=== The request ===
Turn every line of the records below into a numbered list, and skip any blank lines.

=== Provided data ===
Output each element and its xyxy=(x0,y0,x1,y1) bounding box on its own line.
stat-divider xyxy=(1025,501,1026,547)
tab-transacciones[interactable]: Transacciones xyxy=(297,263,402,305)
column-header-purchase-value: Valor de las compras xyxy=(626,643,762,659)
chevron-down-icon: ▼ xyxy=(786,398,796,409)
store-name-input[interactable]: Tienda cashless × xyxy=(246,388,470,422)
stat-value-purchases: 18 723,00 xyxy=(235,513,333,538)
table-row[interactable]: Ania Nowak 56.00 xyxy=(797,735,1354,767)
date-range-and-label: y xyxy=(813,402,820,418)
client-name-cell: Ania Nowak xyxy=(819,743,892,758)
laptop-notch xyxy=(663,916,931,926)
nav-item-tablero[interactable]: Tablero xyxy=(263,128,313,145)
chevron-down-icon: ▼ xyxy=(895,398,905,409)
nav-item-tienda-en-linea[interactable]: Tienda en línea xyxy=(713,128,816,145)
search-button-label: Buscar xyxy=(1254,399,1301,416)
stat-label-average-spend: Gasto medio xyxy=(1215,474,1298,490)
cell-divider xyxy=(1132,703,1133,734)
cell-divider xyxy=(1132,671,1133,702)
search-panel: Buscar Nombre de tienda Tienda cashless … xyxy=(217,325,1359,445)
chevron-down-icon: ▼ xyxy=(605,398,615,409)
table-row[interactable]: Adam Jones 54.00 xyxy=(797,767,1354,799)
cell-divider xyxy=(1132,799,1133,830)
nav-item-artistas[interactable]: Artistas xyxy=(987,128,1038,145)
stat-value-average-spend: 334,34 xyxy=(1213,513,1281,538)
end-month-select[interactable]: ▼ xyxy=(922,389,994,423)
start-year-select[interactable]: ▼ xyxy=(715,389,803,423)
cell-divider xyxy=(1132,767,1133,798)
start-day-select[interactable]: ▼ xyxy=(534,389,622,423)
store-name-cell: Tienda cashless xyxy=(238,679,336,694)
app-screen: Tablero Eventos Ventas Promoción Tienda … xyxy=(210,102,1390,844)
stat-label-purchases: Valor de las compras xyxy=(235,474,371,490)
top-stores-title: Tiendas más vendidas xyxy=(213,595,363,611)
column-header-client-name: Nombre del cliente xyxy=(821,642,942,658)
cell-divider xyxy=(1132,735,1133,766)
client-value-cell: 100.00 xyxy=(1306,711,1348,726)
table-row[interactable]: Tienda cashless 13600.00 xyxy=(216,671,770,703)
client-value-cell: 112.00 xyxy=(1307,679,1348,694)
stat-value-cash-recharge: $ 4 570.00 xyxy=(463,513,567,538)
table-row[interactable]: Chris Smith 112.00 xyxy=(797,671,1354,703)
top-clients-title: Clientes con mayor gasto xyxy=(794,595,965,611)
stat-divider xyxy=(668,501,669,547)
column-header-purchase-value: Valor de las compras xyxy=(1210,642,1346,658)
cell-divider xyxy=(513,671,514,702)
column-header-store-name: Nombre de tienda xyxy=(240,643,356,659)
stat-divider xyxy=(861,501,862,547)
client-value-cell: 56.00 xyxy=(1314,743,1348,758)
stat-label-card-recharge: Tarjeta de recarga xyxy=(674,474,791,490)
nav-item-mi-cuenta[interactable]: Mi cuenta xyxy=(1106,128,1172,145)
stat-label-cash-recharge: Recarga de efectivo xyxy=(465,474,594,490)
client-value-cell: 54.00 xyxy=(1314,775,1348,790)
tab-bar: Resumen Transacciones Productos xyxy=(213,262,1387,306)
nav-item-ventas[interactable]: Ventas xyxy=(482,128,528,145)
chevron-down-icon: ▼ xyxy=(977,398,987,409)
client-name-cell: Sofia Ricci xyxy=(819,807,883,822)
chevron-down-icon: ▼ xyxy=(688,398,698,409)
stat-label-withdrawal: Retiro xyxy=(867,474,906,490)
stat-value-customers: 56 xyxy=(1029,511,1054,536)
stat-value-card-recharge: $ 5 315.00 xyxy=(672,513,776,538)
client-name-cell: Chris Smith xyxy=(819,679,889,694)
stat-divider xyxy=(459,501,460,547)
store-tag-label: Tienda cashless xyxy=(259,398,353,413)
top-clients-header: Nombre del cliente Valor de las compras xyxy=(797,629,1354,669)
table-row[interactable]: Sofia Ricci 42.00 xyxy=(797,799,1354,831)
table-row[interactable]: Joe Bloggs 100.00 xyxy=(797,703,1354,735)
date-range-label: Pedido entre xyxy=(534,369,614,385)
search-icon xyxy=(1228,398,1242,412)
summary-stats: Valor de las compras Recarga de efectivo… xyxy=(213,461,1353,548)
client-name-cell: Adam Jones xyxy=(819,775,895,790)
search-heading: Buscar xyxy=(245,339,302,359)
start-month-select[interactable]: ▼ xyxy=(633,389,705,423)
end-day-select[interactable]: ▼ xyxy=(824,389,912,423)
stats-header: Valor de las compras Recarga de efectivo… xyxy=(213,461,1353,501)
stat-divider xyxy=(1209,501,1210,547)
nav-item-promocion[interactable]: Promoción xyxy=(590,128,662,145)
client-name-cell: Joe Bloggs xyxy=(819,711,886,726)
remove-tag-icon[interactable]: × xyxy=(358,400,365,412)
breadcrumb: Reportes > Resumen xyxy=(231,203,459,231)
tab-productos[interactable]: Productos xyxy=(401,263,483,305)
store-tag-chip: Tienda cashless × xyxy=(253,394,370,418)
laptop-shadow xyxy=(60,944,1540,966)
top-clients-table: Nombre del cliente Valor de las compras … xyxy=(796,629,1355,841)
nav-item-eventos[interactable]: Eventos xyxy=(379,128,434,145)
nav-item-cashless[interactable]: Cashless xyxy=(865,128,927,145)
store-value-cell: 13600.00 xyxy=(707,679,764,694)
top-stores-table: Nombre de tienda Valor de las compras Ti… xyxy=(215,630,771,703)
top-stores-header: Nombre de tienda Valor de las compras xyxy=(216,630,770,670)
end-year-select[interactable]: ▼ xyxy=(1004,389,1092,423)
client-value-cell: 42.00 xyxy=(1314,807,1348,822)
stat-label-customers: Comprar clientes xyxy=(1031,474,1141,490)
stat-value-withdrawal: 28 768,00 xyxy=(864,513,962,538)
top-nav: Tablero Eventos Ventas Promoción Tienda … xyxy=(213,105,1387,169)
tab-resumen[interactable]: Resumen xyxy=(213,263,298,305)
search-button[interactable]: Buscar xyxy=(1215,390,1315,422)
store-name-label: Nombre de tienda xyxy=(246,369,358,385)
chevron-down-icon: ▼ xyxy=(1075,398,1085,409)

=== The result ===
1. Output each element and its xyxy=(x0,y0,x1,y1) bounding box on its own line.
2. stat-divider xyxy=(1025,501,1026,547)
3. tab-transacciones[interactable]: Transacciones xyxy=(297,263,402,305)
4. column-header-purchase-value: Valor de las compras xyxy=(626,643,762,659)
5. chevron-down-icon: ▼ xyxy=(786,398,796,409)
6. store-name-input[interactable]: Tienda cashless × xyxy=(246,388,470,422)
7. stat-value-purchases: 18 723,00 xyxy=(235,513,333,538)
8. table-row[interactable]: Ania Nowak 56.00 xyxy=(797,735,1354,767)
9. date-range-and-label: y xyxy=(813,402,820,418)
10. client-name-cell: Ania Nowak xyxy=(819,743,892,758)
11. laptop-notch xyxy=(663,916,931,926)
12. nav-item-tablero[interactable]: Tablero xyxy=(263,128,313,145)
13. chevron-down-icon: ▼ xyxy=(895,398,905,409)
14. nav-item-tienda-en-linea[interactable]: Tienda en línea xyxy=(713,128,816,145)
15. search-button-label: Buscar xyxy=(1254,399,1301,416)
16. stat-label-average-spend: Gasto medio xyxy=(1215,474,1298,490)
17. cell-divider xyxy=(1132,703,1133,734)
18. cell-divider xyxy=(1132,671,1133,702)
19. search-panel: Buscar Nombre de tienda Tienda cashless … xyxy=(217,325,1359,445)
20. chevron-down-icon: ▼ xyxy=(605,398,615,409)
21. table-row[interactable]: Adam Jones 54.00 xyxy=(797,767,1354,799)
22. cell-divider xyxy=(1132,799,1133,830)
23. nav-item-artistas[interactable]: Artistas xyxy=(987,128,1038,145)
24. stat-value-average-spend: 334,34 xyxy=(1213,513,1281,538)
25. end-month-select[interactable]: ▼ xyxy=(922,389,994,423)
26. start-year-select[interactable]: ▼ xyxy=(715,389,803,423)
27. cell-divider xyxy=(1132,767,1133,798)
28. start-day-select[interactable]: ▼ xyxy=(534,389,622,423)
29. store-name-cell: Tienda cashless xyxy=(238,679,336,694)
30. app-screen: Tablero Eventos Ventas Promoción Tienda … xyxy=(210,102,1390,844)
31. stat-label-purchases: Valor de las compras xyxy=(235,474,371,490)
32. top-stores-title: Tiendas más vendidas xyxy=(213,595,363,611)
33. column-header-client-name: Nombre del cliente xyxy=(821,642,942,658)
34. cell-divider xyxy=(1132,735,1133,766)
35. client-value-cell: 100.00 xyxy=(1306,711,1348,726)
36. table-row[interactable]: Tienda cashless 13600.00 xyxy=(216,671,770,703)
37. client-value-cell: 112.00 xyxy=(1307,679,1348,694)
38. stat-value-cash-recharge: $ 4 570.00 xyxy=(463,513,567,538)
39. table-row[interactable]: Chris Smith 112.00 xyxy=(797,671,1354,703)
40. top-clients-title: Clientes con mayor gasto xyxy=(794,595,965,611)
41. stat-divider xyxy=(668,501,669,547)
42. column-header-purchase-value: Valor de las compras xyxy=(1210,642,1346,658)
43. cell-divider xyxy=(513,671,514,702)
44. column-header-store-name: Nombre de tienda xyxy=(240,643,356,659)
45. stat-divider xyxy=(861,501,862,547)
46. client-value-cell: 56.00 xyxy=(1314,743,1348,758)
47. stat-label-card-recharge: Tarjeta de recarga xyxy=(674,474,791,490)
48. nav-item-mi-cuenta[interactable]: Mi cuenta xyxy=(1106,128,1172,145)
49. stat-label-cash-recharge: Recarga de efectivo xyxy=(465,474,594,490)
50. client-value-cell: 54.00 xyxy=(1314,775,1348,790)
51. tab-bar: Resumen Transacciones Productos xyxy=(213,262,1387,306)
52. nav-item-ventas[interactable]: Ventas xyxy=(482,128,528,145)
53. chevron-down-icon: ▼ xyxy=(977,398,987,409)
54. client-name-cell: Sofia Ricci xyxy=(819,807,883,822)
55. chevron-down-icon: ▼ xyxy=(688,398,698,409)
56. stat-label-withdrawal: Retiro xyxy=(867,474,906,490)
57. stat-value-customers: 56 xyxy=(1029,511,1054,536)
58. stat-value-card-recharge: $ 5 315.00 xyxy=(672,513,776,538)
59. client-name-cell: Chris Smith xyxy=(819,679,889,694)
60. stat-divider xyxy=(459,501,460,547)
61. store-tag-label: Tienda cashless xyxy=(259,398,353,413)
62. top-clients-header: Nombre del cliente Valor de las compras xyxy=(797,629,1354,669)
63. table-row[interactable]: Sofia Ricci 42.00 xyxy=(797,799,1354,831)
64. table-row[interactable]: Joe Bloggs 100.00 xyxy=(797,703,1354,735)
65. date-range-label: Pedido entre xyxy=(534,369,614,385)
66. search-icon xyxy=(1228,398,1242,412)
67. summary-stats: Valor de las compras Recarga de efectivo… xyxy=(213,461,1353,548)
68. client-name-cell: Adam Jones xyxy=(819,775,895,790)
69. search-heading: Buscar xyxy=(245,339,302,359)
70. start-month-select[interactable]: ▼ xyxy=(633,389,705,423)
71. end-day-select[interactable]: ▼ xyxy=(824,389,912,423)
72. stats-header: Valor de las compras Recarga de efectivo… xyxy=(213,461,1353,501)
73. stat-divider xyxy=(1209,501,1210,547)
74. nav-item-promocion[interactable]: Promoción xyxy=(590,128,662,145)
75. client-name-cell: Joe Bloggs xyxy=(819,711,886,726)
76. remove-tag-icon[interactable]: × xyxy=(358,400,365,412)
77. breadcrumb: Reportes > Resumen xyxy=(231,203,459,231)
78. tab-productos[interactable]: Productos xyxy=(401,263,483,305)
79. store-tag-chip: Tienda cashless × xyxy=(253,394,370,418)
80. laptop-shadow xyxy=(60,944,1540,966)
81. top-clients-table: Nombre del cliente Valor de las compras … xyxy=(796,629,1355,841)
82. nav-item-eventos[interactable]: Eventos xyxy=(379,128,434,145)
83. nav-item-cashless[interactable]: Cashless xyxy=(865,128,927,145)
84. store-value-cell: 13600.00 xyxy=(707,679,764,694)
85. top-stores-table: Nombre de tienda Valor de las compras Ti… xyxy=(215,630,771,703)
86. top-stores-header: Nombre de tienda Valor de las compras xyxy=(216,630,770,670)
87. end-year-select[interactable]: ▼ xyxy=(1004,389,1092,423)
88. client-value-cell: 42.00 xyxy=(1314,807,1348,822)
89. stat-label-customers: Comprar clientes xyxy=(1031,474,1141,490)
90. stat-value-withdrawal: 28 768,00 xyxy=(864,513,962,538)
91. top-nav: Tablero Eventos Ventas Promoción Tienda … xyxy=(213,105,1387,169)
92. tab-resumen[interactable]: Resumen xyxy=(213,263,298,305)
93. search-button[interactable]: Buscar xyxy=(1215,390,1315,422)
94. store-name-label: Nombre de tienda xyxy=(246,369,358,385)
95. chevron-down-icon: ▼ xyxy=(1075,398,1085,409)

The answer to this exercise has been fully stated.